(Data records)
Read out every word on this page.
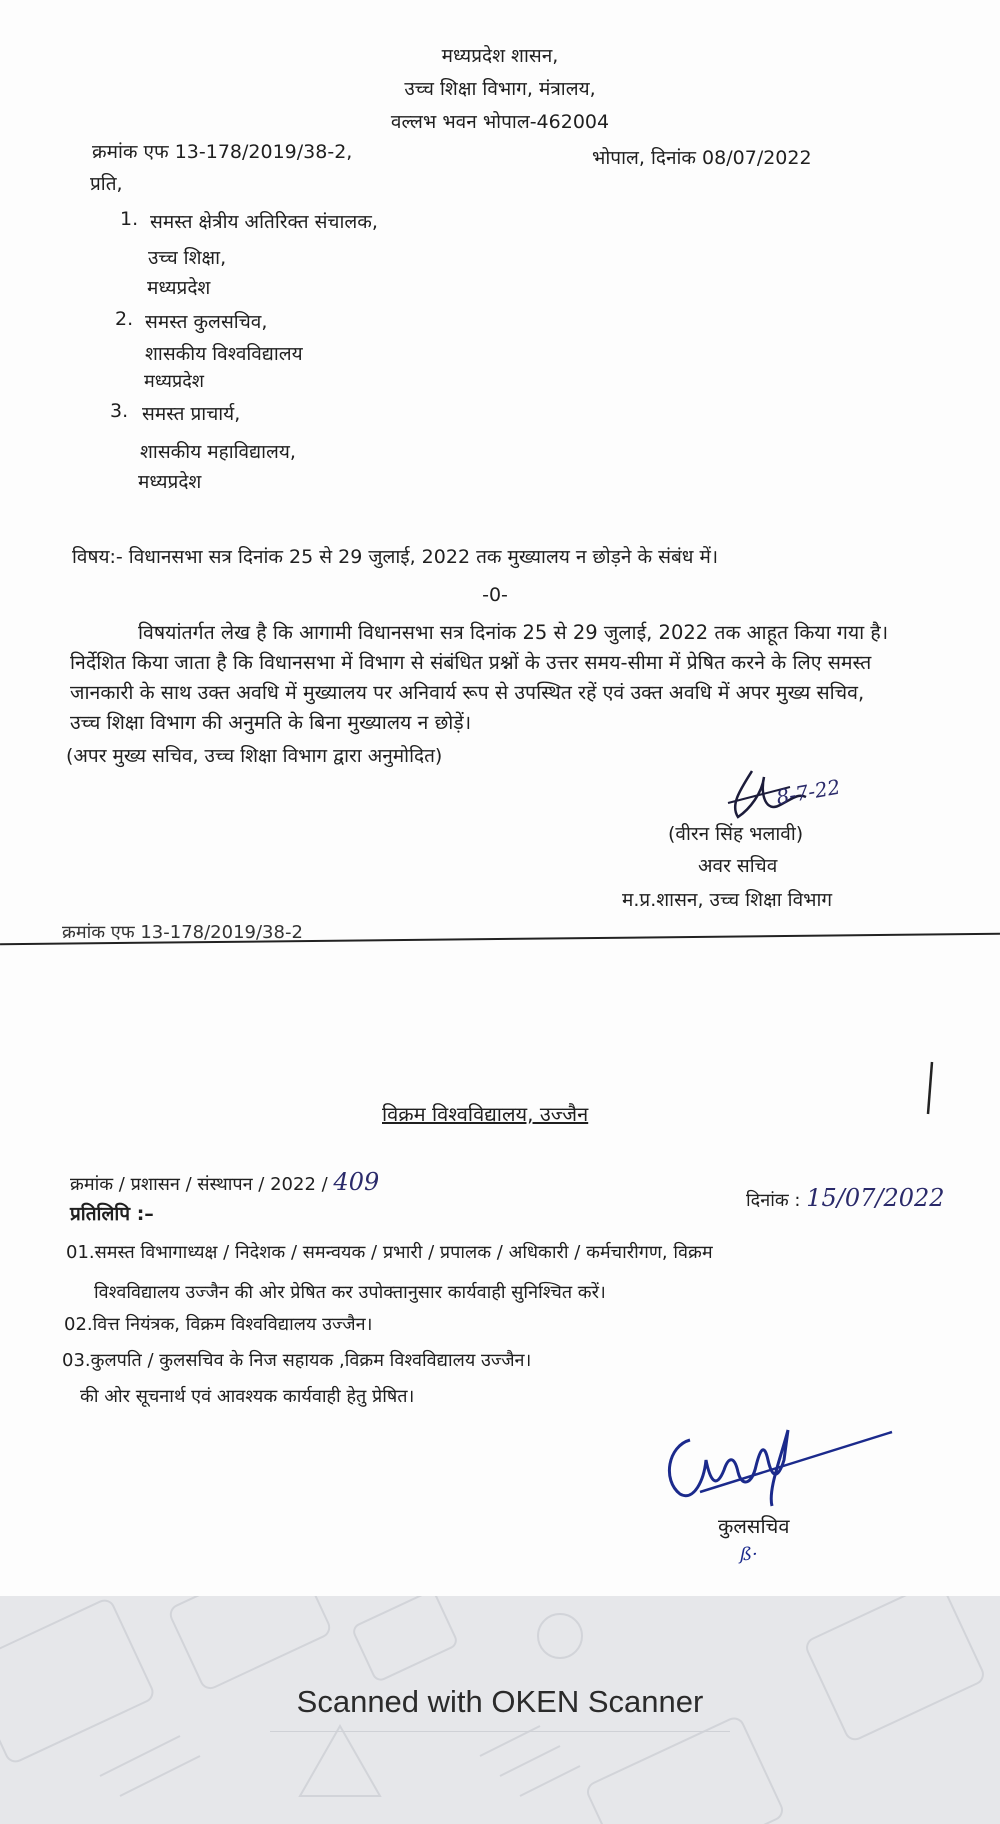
मध्यप्रदेश शासन,
उच्च शिक्षा विभाग, मंत्रालय,
वल्लभ भवन भोपाल-462004
क्रमांक एफ 13-178/2019/38-2,	भोपाल, दिनांक 08/07/2022
प्रति,
1. समस्त क्षेत्रीय अतिरिक्त संचालक,
उच्च शिक्षा,
मध्यप्रदेश
2. समस्त कुलसचिव,
शासकीय विश्वविद्यालय
मध्यप्रदेश
3. समस्त प्राचार्य,
शासकीय महाविद्यालय,
मध्यप्रदेश
विषय:- विधानसभा सत्र दिनांक 25 से 29 जुलाई, 2022 तक मुख्यालय न छोड़ने के संबंध में।
-0-
विषयांतर्गत लेख है कि आगामी विधानसभा सत्र दिनांक 25 से 29 जुलाई, 2022 तक आहूत किया गया है। निर्देशित किया जाता है कि विधानसभा में विभाग से संबंधित प्रश्नों के उत्तर समय-सीमा में प्रेषित करने के लिए समस्त जानकारी के साथ उक्त अवधि में मुख्यालय पर अनिवार्य रूप से उपस्थित रहें एवं उक्त अवधि में अपर मुख्य सचिव, उच्च शिक्षा विभाग की अनुमति के बिना मुख्यालय न छोड़ें।
(अपर मुख्य सचिव, उच्च शिक्षा विभाग द्वारा अनुमोदित)
8-7-22
(वीरन सिंह भलावी)
अवर सचिव
म.प्र.शासन, उच्च शिक्षा विभाग
क्रमांक एफ 13-178/2019/38-2
विक्रम विश्वविद्यालय, उज्जैन
क्रमांक / प्रशासन / संस्थापन / 2022 / 409
दिनांक : 15/07/2022
प्रतिलिपि :–
01.समस्त विभागाध्यक्ष / निदेशक / समन्वयक / प्रभारी / प्रपालक / अधिकारी / कर्मचारीगण, विक्रम
विश्वविद्यालय उज्जैन की ओर प्रेषित कर उपोक्तानुसार कार्यवाही सुनिश्चित करें।
02.वित्त नियंत्रक, विक्रम विश्वविद्यालय उज्जैन।
03.कुलपति / कुलसचिव के निज सहायक ,विक्रम विश्वविद्यालय उज्जैन।
की ओर सूचनार्थ एवं आवश्यक कार्यवाही हेतु प्रेषित।
कुलसचिव
ß·
Scanned with OKEN Scanner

▸ Goal of the exercise
Without including any pictures, print all of the material exactly as given.

▸ Written answer
Read out every word on this page.
मध्यप्रदेश शासन,
उच्च शिक्षा विभाग, मंत्रालय,
वल्लभ भवन भोपाल-462004
क्रमांक एफ 13-178/2019/38-2,	भोपाल, दिनांक 08/07/2022
प्रति,
1. समस्त क्षेत्रीय अतिरिक्त संचालक,
उच्च शिक्षा,
मध्यप्रदेश
2. समस्त कुलसचिव,
शासकीय विश्वविद्यालय
मध्यप्रदेश
3. समस्त प्राचार्य,
शासकीय महाविद्यालय,
मध्यप्रदेश
विषय:- विधानसभा सत्र दिनांक 25 से 29 जुलाई, 2022 तक मुख्यालय न छोड़ने के संबंध में।
-0-
विषयांतर्गत लेख है कि आगामी विधानसभा सत्र दिनांक 25 से 29 जुलाई, 2022 तक आहूत किया गया है। निर्देशित किया जाता है कि विधानसभा में विभाग से संबंधित प्रश्नों के उत्तर समय-सीमा में प्रेषित करने के लिए समस्त जानकारी के साथ उक्त अवधि में मुख्यालय पर अनिवार्य रूप से उपस्थित रहें एवं उक्त अवधि में अपर मुख्य सचिव, उच्च शिक्षा विभाग की अनुमति के बिना मुख्यालय न छोड़ें।
(अपर मुख्य सचिव, उच्च शिक्षा विभाग द्वारा अनुमोदित)
8-7-22
(वीरन सिंह भलावी)
अवर सचिव
म.प्र.शासन, उच्च शिक्षा विभाग
क्रमांक एफ 13-178/2019/38-2
विक्रम विश्वविद्यालय, उज्जैन
क्रमांक / प्रशासन / संस्थापन / 2022 / 409
दिनांक : 15/07/2022
प्रतिलिपि :–
01.समस्त विभागाध्यक्ष / निदेशक / समन्वयक / प्रभारी / प्रपालक / अधिकारी / कर्मचारीगण, विक्रम
विश्वविद्यालय उज्जैन की ओर प्रेषित कर उपोक्तानुसार कार्यवाही सुनिश्चित करें।
02.वित्त नियंत्रक, विक्रम विश्वविद्यालय उज्जैन।
03.कुलपति / कुलसचिव के निज सहायक ,विक्रम विश्वविद्यालय उज्जैन।
की ओर सूचनार्थ एवं आवश्यक कार्यवाही हेतु प्रेषित।
कुलसचिव
ß·
Scanned with OKEN Scanner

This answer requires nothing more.